*** DATA SUPPLIED

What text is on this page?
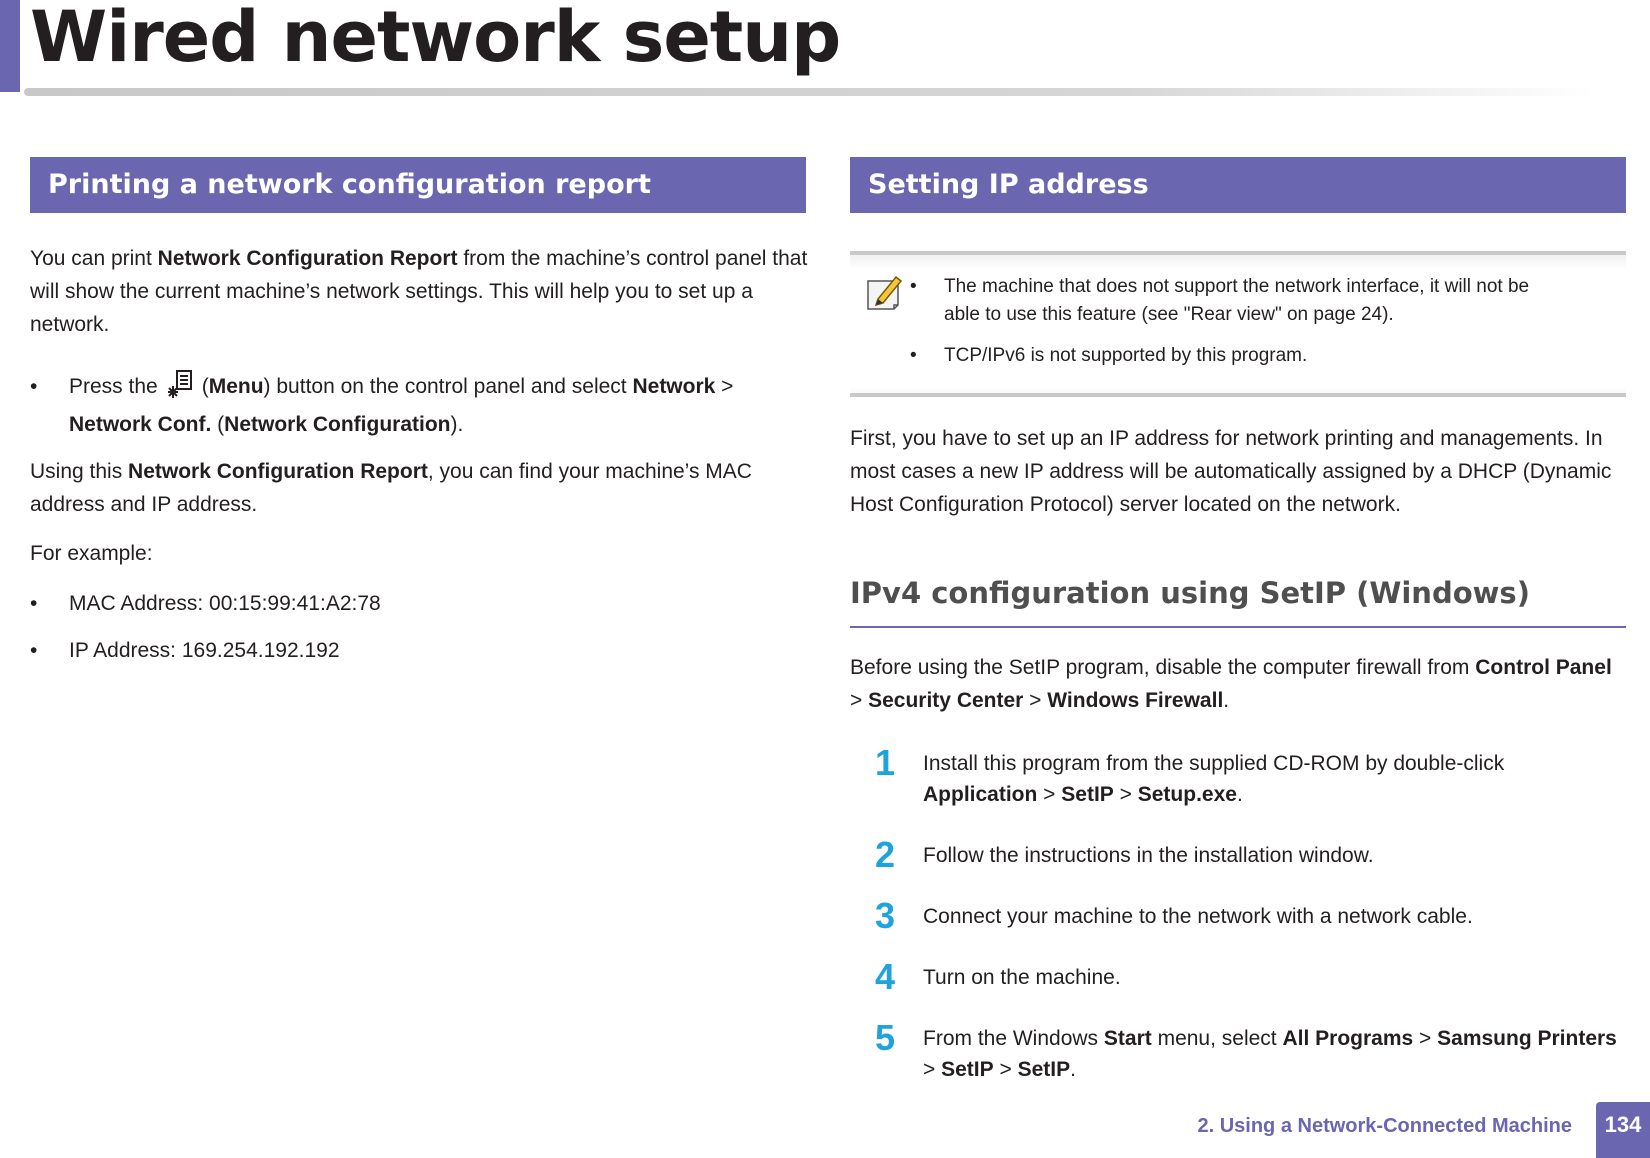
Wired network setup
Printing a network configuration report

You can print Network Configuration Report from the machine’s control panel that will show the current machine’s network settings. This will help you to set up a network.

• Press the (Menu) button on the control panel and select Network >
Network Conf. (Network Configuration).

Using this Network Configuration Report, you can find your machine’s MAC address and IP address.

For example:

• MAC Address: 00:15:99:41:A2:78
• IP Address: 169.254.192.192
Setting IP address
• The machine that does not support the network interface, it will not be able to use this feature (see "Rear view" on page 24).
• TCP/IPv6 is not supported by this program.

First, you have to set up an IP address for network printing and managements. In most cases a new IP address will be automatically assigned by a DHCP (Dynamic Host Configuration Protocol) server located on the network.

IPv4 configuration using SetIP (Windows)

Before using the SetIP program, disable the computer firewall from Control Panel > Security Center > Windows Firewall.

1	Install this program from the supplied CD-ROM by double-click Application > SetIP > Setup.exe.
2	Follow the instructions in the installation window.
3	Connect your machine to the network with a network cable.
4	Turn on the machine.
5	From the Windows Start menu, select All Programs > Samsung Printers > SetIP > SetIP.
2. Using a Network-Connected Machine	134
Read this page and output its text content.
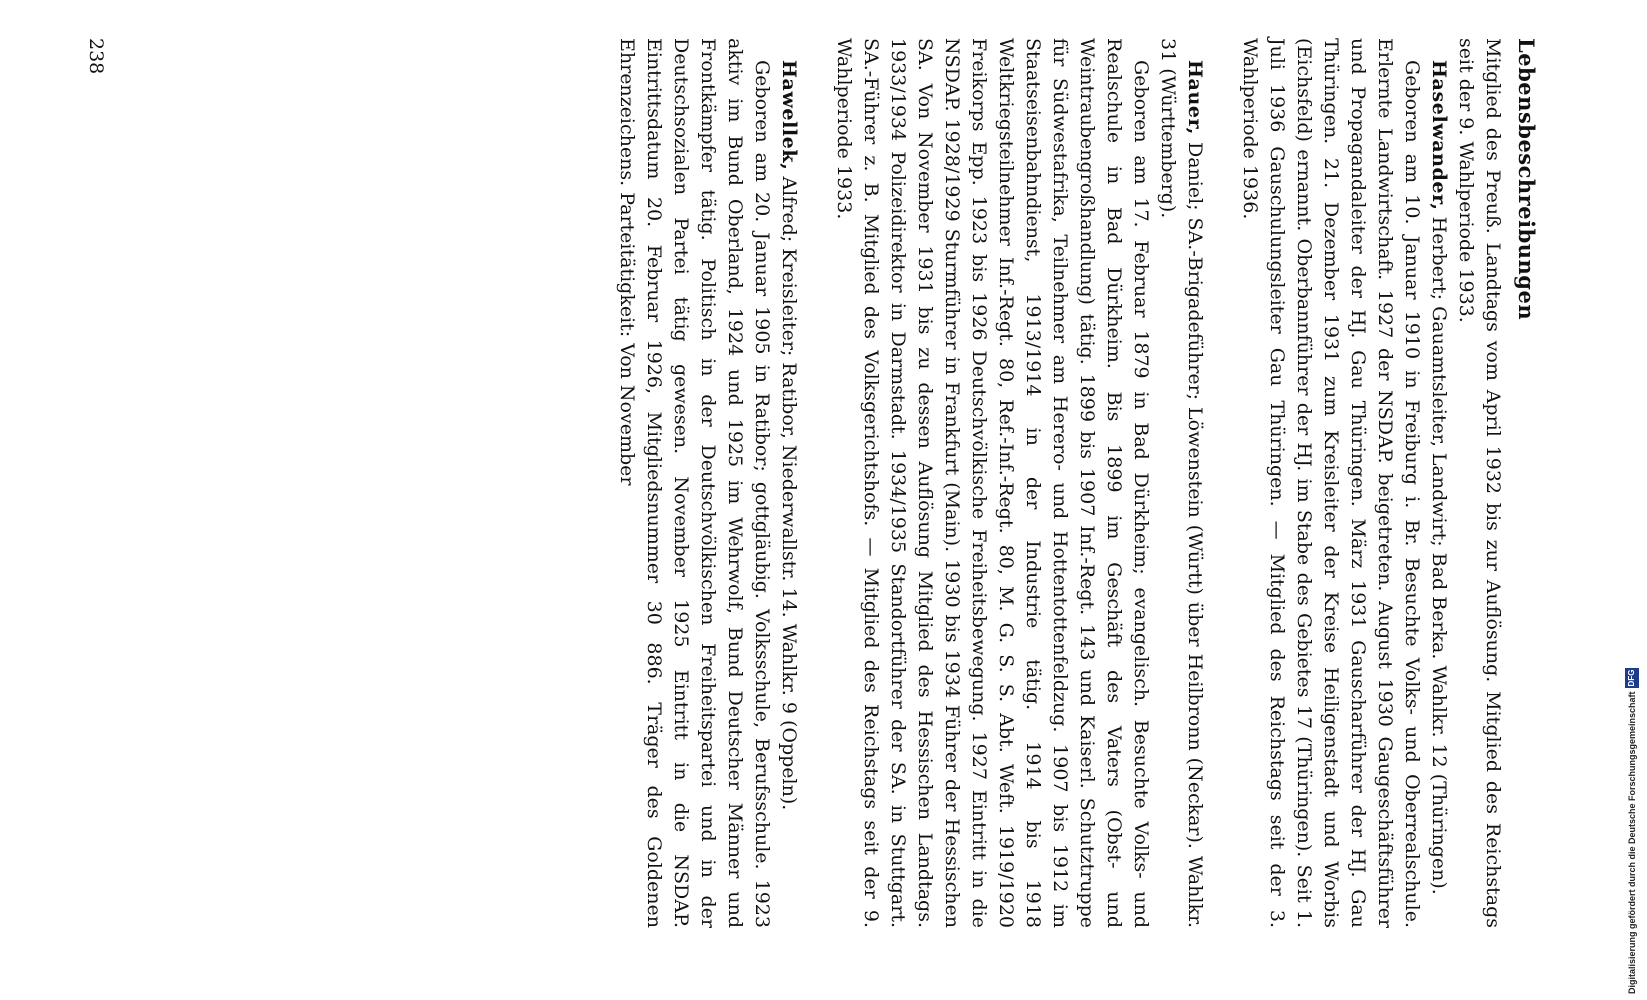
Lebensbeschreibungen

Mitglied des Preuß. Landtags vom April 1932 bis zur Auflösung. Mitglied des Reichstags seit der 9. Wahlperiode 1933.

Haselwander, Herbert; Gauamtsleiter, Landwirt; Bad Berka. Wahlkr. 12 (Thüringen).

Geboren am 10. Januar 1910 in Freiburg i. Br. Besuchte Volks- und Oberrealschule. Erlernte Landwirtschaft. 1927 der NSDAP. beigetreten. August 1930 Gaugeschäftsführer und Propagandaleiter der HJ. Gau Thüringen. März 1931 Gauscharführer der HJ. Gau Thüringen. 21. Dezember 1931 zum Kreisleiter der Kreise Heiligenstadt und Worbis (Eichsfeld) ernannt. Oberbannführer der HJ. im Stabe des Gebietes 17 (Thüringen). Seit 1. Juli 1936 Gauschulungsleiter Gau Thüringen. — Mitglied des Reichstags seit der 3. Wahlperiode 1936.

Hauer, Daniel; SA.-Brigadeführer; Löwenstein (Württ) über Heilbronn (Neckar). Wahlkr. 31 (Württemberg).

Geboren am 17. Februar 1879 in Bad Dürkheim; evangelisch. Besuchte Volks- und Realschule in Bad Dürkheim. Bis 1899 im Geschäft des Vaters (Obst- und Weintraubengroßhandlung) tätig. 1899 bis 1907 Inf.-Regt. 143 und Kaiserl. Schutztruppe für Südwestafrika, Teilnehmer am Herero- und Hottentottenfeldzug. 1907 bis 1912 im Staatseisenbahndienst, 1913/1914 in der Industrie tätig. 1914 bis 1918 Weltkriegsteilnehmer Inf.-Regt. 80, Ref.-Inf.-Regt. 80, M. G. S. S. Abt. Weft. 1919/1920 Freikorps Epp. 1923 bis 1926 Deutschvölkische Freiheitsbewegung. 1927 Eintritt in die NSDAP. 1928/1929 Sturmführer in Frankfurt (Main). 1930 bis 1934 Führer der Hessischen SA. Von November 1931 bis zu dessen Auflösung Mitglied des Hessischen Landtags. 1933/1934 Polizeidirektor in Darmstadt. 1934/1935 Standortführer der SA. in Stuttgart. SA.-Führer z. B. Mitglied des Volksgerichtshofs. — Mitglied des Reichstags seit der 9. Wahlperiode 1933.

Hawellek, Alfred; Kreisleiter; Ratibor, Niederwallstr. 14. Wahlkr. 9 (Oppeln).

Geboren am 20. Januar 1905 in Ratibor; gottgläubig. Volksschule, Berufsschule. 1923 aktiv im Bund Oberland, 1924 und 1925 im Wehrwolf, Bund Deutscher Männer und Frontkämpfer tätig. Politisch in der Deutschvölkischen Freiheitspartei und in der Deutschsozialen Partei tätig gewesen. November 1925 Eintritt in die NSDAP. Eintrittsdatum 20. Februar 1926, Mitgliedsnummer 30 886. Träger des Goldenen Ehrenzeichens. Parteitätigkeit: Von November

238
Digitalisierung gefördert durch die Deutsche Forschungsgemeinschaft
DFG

******

*GIVEN PROBLEM*.
Pick out every line above that contains the word "your" and copy it.

*WRITTEN SOLUTION*.
Using this Network Configuration Report, you can find your machine’s MAC address and IP address.
3	Connect your machine to the network with a network cable.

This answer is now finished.